[Dataset start]

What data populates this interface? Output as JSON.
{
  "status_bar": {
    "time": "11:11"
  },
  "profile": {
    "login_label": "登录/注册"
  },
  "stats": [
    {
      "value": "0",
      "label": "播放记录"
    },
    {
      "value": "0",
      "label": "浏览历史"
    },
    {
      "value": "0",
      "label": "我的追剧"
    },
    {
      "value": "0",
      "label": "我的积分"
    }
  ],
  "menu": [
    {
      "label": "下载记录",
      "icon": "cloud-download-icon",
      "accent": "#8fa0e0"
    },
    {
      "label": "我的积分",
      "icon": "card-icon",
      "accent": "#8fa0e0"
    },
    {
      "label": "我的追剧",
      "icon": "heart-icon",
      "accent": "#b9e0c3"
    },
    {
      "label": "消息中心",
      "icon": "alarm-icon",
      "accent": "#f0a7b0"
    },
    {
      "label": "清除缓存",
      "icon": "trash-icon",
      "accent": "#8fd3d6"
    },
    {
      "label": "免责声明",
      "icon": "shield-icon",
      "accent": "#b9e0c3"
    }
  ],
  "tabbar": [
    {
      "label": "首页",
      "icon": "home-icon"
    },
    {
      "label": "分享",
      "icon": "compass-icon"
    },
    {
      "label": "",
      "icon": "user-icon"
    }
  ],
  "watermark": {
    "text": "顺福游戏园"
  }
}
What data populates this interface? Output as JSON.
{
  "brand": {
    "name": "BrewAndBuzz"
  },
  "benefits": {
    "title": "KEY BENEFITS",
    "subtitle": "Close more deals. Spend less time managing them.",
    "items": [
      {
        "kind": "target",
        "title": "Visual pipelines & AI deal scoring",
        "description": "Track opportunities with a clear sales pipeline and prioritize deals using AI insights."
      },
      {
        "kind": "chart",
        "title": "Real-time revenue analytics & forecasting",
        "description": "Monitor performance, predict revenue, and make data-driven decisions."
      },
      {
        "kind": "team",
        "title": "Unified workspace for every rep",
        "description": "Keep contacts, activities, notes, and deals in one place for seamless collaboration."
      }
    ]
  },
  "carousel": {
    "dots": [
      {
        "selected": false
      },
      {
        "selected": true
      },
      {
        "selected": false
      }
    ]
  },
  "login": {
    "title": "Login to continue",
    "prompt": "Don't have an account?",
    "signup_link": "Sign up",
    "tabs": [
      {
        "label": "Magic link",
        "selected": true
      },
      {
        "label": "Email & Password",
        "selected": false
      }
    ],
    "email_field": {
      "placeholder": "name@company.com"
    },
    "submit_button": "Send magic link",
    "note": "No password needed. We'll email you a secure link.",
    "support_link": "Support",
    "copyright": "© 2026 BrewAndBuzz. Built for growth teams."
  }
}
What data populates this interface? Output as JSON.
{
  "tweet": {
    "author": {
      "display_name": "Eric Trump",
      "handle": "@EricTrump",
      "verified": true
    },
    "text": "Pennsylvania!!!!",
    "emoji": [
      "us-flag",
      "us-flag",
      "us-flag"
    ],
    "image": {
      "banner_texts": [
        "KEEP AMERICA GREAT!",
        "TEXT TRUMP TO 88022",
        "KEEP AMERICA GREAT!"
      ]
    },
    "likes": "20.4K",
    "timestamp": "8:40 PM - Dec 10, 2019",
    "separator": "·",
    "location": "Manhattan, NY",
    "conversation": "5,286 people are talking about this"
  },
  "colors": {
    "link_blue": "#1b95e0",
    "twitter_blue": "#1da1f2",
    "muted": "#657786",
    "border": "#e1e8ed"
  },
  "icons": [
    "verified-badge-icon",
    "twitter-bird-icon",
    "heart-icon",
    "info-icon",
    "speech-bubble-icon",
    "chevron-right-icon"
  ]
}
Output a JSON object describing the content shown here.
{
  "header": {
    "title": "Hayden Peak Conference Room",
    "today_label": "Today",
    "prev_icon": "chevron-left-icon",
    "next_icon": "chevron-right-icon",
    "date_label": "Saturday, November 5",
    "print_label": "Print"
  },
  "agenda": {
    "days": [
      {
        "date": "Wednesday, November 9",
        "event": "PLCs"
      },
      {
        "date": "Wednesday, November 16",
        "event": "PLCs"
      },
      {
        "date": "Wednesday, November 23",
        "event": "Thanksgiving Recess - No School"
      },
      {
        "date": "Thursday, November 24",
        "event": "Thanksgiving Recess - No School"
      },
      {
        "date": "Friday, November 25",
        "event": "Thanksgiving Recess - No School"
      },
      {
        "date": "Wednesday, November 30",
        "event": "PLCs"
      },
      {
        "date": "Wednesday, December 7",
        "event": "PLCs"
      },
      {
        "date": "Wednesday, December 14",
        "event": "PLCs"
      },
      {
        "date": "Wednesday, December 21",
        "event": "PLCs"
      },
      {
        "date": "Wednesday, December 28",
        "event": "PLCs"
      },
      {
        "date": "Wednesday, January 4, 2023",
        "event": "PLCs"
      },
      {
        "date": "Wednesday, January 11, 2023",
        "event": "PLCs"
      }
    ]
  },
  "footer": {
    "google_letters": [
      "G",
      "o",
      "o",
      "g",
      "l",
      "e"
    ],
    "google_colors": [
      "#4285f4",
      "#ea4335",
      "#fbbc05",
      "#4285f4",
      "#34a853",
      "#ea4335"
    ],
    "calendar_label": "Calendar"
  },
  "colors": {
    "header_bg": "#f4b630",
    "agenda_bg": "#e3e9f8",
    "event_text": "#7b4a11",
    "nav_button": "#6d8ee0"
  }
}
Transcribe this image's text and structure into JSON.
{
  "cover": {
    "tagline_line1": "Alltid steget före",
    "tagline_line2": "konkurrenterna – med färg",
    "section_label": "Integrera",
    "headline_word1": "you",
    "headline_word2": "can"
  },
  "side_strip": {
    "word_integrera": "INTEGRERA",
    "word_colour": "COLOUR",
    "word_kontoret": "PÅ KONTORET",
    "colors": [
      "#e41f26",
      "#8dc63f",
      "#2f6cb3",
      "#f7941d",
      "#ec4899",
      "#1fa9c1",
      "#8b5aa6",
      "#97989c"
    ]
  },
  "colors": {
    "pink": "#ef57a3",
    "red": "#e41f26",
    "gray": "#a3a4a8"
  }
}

[Dataset end]

> [Exercise goal]:
Repeat every line of the data, exactly and in full.

> [Exercise response]:
What data populates this interface? Output as JSON.
{
  "status_bar": {
    "time": "11:11"
  },
  "profile": {
    "login_label": "登录/注册"
  },
  "stats": [
    {
      "value": "0",
      "label": "播放记录"
    },
    {
      "value": "0",
      "label": "浏览历史"
    },
    {
      "value": "0",
      "label": "我的追剧"
    },
    {
      "value": "0",
      "label": "我的积分"
    }
  ],
  "menu": [
    {
      "label": "下载记录",
      "icon": "cloud-download-icon",
      "accent": "#8fa0e0"
    },
    {
      "label": "我的积分",
      "icon": "card-icon",
      "accent": "#8fa0e0"
    },
    {
      "label": "我的追剧",
      "icon": "heart-icon",
      "accent": "#b9e0c3"
    },
    {
      "label": "消息中心",
      "icon": "alarm-icon",
      "accent": "#f0a7b0"
    },
    {
      "label": "清除缓存",
      "icon": "trash-icon",
      "accent": "#8fd3d6"
    },
    {
      "label": "免责声明",
      "icon": "shield-icon",
      "accent": "#b9e0c3"
    }
  ],
  "tabbar": [
    {
      "label": "首页",
      "icon": "home-icon"
    },
    {
      "label": "分享",
      "icon": "compass-icon"
    },
    {
      "label": "",
      "icon": "user-icon"
    }
  ],
  "watermark": {
    "text": "顺福游戏园"
  }
}
What data populates this interface? Output as JSON.
{
  "brand": {
    "name": "BrewAndBuzz"
  },
  "benefits": {
    "title": "KEY BENEFITS",
    "subtitle": "Close more deals. Spend less time managing them.",
    "items": [
      {
        "kind": "target",
        "title": "Visual pipelines & AI deal scoring",
        "description": "Track opportunities with a clear sales pipeline and prioritize deals using AI insights."
      },
      {
        "kind": "chart",
        "title": "Real-time revenue analytics & forecasting",
        "description": "Monitor performance, predict revenue, and make data-driven decisions."
      },
      {
        "kind": "team",
        "title": "Unified workspace for every rep",
        "description": "Keep contacts, activities, notes, and deals in one place for seamless collaboration."
      }
    ]
  },
  "carousel": {
    "dots": [
      {
        "selected": false
      },
      {
        "selected": true
      },
      {
        "selected": false
      }
    ]
  },
  "login": {
    "title": "Login to continue",
    "prompt": "Don't have an account?",
    "signup_link": "Sign up",
    "tabs": [
      {
        "label": "Magic link",
        "selected": true
      },
      {
        "label": "Email & Password",
        "selected": false
      }
    ],
    "email_field": {
      "placeholder": "name@company.com"
    },
    "submit_button": "Send magic link",
    "note": "No password needed. We'll email you a secure link.",
    "support_link": "Support",
    "copyright": "© 2026 BrewAndBuzz. Built for growth teams."
  }
}
What data populates this interface? Output as JSON.
{
  "tweet": {
    "author": {
      "display_name": "Eric Trump",
      "handle": "@EricTrump",
      "verified": true
    },
    "text": "Pennsylvania!!!!",
    "emoji": [
      "us-flag",
      "us-flag",
      "us-flag"
    ],
    "image": {
      "banner_texts": [
        "KEEP AMERICA GREAT!",
        "TEXT TRUMP TO 88022",
        "KEEP AMERICA GREAT!"
      ]
    },
    "likes": "20.4K",
    "timestamp": "8:40 PM - Dec 10, 2019",
    "separator": "·",
    "location": "Manhattan, NY",
    "conversation": "5,286 people are talking about this"
  },
  "colors": {
    "link_blue": "#1b95e0",
    "twitter_blue": "#1da1f2",
    "muted": "#657786",
    "border": "#e1e8ed"
  },
  "icons": [
    "verified-badge-icon",
    "twitter-bird-icon",
    "heart-icon",
    "info-icon",
    "speech-bubble-icon",
    "chevron-right-icon"
  ]
}
Output a JSON object describing the content shown here.
{
  "header": {
    "title": "Hayden Peak Conference Room",
    "today_label": "Today",
    "prev_icon": "chevron-left-icon",
    "next_icon": "chevron-right-icon",
    "date_label": "Saturday, November 5",
    "print_label": "Print"
  },
  "agenda": {
    "days": [
      {
        "date": "Wednesday, November 9",
        "event": "PLCs"
      },
      {
        "date": "Wednesday, November 16",
        "event": "PLCs"
      },
      {
        "date": "Wednesday, November 23",
        "event": "Thanksgiving Recess - No School"
      },
      {
        "date": "Thursday, November 24",
        "event": "Thanksgiving Recess - No School"
      },
      {
        "date": "Friday, November 25",
        "event": "Thanksgiving Recess - No School"
      },
      {
        "date": "Wednesday, November 30",
        "event": "PLCs"
      },
      {
        "date": "Wednesday, December 7",
        "event": "PLCs"
      },
      {
        "date": "Wednesday, December 14",
        "event": "PLCs"
      },
      {
        "date": "Wednesday, December 21",
        "event": "PLCs"
      },
      {
        "date": "Wednesday, December 28",
        "event": "PLCs"
      },
      {
        "date": "Wednesday, January 4, 2023",
        "event": "PLCs"
      },
      {
        "date": "Wednesday, January 11, 2023",
        "event": "PLCs"
      }
    ]
  },
  "footer": {
    "google_letters": [
      "G",
      "o",
      "o",
      "g",
      "l",
      "e"
    ],
    "google_colors": [
      "#4285f4",
      "#ea4335",
      "#fbbc05",
      "#4285f4",
      "#34a853",
      "#ea4335"
    ],
    "calendar_label": "Calendar"
  },
  "colors": {
    "header_bg": "#f4b630",
    "agenda_bg": "#e3e9f8",
    "event_text": "#7b4a11",
    "nav_button": "#6d8ee0"
  }
}
Transcribe this image's text and structure into JSON.
{
  "cover": {
    "tagline_line1": "Alltid steget före",
    "tagline_line2": "konkurrenterna – med färg",
    "section_label": "Integrera",
    "headline_word1": "you",
    "headline_word2": "can"
  },
  "side_strip": {
    "word_integrera": "INTEGRERA",
    "word_colour": "COLOUR",
    "word_kontoret": "PÅ KONTORET",
    "colors": [
      "#e41f26",
      "#8dc63f",
      "#2f6cb3",
      "#f7941d",
      "#ec4899",
      "#1fa9c1",
      "#8b5aa6",
      "#97989c"
    ]
  },
  "colors": {
    "pink": "#ef57a3",
    "red": "#e41f26",
    "gray": "#a3a4a8"
  }
}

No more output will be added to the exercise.